▶ [The problem]:
Reproduce, without any change, the lines from the first one through the line that contains "496, 276, 530]", including both, and no others.

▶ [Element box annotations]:
····················
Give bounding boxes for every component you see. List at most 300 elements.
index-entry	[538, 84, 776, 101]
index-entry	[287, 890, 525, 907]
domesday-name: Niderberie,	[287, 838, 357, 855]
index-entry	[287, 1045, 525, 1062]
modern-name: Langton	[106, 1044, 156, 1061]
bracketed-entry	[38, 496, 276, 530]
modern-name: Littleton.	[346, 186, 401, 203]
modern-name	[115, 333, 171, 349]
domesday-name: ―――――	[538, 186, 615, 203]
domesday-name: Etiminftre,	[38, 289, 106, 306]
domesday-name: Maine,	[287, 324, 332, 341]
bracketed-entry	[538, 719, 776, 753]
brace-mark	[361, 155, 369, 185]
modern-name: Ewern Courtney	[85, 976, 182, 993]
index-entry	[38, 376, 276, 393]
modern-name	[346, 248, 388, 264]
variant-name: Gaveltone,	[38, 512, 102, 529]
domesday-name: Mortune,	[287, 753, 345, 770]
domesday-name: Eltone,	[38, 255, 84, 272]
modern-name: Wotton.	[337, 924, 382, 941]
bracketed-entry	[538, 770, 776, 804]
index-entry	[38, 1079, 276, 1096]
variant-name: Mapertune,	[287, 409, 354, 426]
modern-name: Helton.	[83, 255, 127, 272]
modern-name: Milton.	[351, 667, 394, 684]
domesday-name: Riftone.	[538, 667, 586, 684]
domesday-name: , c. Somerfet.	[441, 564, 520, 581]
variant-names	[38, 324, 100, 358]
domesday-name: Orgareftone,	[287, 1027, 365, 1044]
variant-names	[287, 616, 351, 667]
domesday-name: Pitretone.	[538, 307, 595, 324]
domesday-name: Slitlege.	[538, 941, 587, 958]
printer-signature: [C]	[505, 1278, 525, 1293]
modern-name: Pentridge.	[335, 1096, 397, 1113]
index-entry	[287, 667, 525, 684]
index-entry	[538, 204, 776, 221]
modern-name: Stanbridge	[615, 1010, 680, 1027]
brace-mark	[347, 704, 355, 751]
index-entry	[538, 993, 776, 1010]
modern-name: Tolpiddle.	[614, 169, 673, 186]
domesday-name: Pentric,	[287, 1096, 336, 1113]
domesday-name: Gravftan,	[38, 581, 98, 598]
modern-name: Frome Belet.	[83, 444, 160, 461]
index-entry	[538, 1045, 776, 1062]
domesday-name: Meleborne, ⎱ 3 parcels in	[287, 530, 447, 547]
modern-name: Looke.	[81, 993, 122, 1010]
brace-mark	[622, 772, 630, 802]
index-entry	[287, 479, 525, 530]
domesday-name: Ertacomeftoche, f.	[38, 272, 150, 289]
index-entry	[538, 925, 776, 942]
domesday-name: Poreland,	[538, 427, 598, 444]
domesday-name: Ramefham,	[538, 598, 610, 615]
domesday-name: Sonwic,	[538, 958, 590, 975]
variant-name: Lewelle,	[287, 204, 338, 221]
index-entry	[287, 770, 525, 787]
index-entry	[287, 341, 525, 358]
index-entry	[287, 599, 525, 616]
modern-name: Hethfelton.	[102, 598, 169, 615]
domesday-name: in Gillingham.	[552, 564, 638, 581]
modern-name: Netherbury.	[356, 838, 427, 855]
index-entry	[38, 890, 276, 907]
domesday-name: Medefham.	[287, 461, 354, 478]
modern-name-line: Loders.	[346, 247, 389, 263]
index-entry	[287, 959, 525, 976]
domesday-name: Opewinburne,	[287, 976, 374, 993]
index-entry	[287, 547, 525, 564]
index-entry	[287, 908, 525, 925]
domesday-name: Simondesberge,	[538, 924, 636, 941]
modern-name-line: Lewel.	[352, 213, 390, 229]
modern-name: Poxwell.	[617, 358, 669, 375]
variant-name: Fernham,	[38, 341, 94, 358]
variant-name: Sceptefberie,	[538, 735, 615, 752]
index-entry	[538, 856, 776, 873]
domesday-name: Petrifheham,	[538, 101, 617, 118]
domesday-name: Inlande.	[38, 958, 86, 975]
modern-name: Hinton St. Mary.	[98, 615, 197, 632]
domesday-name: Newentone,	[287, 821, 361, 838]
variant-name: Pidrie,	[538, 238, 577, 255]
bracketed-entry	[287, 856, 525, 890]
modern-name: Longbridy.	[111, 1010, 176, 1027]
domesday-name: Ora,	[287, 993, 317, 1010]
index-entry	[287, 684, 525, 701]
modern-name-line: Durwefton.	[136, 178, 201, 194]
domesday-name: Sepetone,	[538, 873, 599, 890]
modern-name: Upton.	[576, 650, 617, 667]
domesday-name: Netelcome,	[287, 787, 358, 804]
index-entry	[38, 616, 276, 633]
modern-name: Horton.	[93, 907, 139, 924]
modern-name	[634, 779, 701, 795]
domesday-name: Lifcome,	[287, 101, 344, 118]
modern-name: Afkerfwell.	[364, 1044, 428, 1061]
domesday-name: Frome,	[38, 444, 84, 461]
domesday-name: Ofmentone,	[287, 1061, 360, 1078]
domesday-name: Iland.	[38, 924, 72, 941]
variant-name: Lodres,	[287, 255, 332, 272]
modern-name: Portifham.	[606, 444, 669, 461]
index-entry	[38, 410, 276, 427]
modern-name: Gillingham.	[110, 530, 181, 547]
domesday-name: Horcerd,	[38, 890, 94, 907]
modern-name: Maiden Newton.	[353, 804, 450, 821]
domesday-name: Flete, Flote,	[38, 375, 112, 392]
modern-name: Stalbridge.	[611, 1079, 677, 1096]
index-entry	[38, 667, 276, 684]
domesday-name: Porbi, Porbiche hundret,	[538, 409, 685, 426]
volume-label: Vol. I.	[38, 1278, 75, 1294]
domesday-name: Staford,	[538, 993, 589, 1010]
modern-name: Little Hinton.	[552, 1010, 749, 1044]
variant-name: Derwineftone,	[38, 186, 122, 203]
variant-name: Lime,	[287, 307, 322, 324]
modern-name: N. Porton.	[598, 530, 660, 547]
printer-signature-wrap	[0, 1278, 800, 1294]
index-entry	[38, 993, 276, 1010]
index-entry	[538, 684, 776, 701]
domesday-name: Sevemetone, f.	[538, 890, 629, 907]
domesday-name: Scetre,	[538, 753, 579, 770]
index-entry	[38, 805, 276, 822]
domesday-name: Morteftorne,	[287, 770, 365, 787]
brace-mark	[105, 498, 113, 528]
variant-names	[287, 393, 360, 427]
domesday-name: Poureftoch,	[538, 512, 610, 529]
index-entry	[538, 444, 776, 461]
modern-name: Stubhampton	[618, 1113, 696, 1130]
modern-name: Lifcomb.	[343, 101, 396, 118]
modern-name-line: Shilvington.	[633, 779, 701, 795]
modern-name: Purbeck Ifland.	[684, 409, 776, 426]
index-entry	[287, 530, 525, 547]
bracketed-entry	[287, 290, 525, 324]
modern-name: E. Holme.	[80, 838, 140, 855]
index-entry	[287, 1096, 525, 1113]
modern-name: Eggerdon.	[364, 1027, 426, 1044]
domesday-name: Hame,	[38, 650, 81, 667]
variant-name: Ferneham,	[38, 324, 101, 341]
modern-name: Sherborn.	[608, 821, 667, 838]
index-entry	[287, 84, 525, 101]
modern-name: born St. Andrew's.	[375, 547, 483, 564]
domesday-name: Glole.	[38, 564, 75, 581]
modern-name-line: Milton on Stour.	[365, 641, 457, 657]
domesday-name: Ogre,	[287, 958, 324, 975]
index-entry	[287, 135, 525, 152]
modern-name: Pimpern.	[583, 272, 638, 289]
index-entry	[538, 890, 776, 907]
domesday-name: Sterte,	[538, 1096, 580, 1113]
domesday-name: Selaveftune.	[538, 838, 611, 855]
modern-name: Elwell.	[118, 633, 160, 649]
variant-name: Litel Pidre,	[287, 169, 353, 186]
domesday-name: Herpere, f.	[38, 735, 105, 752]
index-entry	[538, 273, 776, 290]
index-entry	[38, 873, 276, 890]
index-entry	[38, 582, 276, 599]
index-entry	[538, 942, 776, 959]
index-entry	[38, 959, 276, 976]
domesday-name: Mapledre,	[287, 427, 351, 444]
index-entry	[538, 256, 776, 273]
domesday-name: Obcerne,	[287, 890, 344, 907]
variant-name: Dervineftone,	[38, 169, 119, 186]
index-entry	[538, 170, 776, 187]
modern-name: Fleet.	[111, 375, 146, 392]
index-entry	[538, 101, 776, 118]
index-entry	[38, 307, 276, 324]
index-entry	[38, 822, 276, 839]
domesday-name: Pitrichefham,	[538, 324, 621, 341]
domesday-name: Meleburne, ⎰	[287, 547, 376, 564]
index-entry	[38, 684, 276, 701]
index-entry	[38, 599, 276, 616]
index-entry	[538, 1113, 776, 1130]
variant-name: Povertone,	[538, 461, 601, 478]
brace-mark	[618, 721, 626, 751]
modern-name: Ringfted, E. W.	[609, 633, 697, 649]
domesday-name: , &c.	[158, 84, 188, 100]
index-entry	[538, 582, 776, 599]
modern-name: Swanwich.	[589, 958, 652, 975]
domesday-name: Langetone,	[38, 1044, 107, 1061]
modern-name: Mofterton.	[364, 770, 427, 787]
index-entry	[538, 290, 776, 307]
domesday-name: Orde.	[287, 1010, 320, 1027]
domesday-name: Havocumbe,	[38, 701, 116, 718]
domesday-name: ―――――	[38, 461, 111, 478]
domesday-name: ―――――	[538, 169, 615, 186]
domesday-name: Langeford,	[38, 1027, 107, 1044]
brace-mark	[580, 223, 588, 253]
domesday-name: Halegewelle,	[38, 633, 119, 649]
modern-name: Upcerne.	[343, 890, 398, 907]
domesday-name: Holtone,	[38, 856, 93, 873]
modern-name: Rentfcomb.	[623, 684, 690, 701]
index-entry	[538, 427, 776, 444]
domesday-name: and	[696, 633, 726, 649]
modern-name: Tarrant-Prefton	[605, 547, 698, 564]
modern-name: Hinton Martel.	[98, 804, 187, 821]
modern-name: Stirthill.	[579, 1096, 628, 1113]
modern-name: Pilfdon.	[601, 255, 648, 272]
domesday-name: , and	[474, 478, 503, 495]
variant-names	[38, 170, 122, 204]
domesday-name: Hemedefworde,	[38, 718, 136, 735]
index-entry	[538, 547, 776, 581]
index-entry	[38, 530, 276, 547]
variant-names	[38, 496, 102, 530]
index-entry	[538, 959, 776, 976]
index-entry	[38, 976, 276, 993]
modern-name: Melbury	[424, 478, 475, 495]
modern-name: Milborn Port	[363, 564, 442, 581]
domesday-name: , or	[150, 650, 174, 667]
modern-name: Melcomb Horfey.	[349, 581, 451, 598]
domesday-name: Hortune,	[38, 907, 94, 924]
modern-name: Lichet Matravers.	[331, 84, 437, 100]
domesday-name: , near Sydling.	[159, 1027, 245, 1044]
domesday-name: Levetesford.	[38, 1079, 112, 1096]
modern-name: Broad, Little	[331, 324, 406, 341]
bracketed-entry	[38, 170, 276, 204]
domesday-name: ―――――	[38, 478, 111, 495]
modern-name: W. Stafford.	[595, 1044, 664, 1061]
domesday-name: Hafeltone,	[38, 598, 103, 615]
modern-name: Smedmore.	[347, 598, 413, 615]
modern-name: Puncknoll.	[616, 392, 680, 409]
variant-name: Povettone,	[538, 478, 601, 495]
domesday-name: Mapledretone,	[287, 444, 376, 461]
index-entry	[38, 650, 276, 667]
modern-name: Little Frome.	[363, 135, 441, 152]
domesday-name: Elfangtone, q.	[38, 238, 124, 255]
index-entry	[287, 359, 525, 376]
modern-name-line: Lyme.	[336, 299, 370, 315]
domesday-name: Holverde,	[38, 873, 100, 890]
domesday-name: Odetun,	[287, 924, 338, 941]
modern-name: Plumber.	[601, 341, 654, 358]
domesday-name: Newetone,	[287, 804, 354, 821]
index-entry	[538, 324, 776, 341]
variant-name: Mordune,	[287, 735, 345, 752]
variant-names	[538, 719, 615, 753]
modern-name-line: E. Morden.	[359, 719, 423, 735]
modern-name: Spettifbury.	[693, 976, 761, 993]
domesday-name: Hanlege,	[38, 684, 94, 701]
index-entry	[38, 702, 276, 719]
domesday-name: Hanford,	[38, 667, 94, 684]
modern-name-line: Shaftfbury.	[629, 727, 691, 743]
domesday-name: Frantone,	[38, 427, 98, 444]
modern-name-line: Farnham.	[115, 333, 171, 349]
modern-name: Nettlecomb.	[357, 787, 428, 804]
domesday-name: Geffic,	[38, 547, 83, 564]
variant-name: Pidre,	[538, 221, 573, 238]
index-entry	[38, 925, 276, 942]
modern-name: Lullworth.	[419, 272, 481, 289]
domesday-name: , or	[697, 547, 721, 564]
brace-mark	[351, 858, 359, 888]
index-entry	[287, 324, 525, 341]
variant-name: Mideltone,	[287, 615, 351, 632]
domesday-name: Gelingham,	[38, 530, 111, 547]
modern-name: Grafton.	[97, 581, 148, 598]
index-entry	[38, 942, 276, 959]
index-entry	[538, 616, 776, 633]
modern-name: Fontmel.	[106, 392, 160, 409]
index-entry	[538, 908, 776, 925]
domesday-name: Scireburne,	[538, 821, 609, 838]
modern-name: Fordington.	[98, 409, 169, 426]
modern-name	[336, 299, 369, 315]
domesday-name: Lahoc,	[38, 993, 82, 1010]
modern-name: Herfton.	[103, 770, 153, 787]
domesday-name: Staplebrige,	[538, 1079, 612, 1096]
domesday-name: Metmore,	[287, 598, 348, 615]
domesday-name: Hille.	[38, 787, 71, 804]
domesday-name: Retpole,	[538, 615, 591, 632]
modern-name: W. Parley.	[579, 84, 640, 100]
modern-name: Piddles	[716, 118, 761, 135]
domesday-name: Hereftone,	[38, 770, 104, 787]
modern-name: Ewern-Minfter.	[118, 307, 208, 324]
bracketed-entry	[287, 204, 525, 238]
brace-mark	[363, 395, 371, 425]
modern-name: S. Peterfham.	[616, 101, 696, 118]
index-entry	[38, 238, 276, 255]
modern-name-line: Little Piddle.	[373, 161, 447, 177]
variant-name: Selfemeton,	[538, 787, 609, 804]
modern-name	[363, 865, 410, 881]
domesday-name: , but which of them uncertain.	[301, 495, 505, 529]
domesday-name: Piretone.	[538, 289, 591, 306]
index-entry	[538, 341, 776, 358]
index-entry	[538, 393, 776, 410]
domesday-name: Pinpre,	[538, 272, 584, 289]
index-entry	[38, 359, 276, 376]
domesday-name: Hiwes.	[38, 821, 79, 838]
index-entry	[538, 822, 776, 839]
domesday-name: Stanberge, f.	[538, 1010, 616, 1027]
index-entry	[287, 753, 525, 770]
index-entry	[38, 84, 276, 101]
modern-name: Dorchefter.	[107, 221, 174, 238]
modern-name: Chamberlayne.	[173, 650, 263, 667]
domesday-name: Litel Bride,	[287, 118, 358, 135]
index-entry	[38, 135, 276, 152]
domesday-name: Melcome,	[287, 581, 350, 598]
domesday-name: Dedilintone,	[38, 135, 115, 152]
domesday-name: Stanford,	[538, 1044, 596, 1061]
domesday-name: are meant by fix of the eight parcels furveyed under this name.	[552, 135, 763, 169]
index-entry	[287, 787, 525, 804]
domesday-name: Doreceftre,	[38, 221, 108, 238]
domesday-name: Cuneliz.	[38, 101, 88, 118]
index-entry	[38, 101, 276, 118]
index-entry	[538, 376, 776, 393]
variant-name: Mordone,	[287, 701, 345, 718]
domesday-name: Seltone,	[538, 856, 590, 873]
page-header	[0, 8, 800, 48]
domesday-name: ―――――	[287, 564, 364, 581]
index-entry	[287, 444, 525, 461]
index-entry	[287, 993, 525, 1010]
····················
▶ [Correct result]:
Give bounding boxes for every component you see. List at most 300 elements.
index-entry	[538, 84, 776, 101]
index-entry	[287, 890, 525, 907]
domesday-name: Niderberie,	[287, 838, 357, 855]
index-entry	[287, 1045, 525, 1062]
modern-name: Langton	[106, 1044, 156, 1061]
bracketed-entry	[38, 496, 276, 530]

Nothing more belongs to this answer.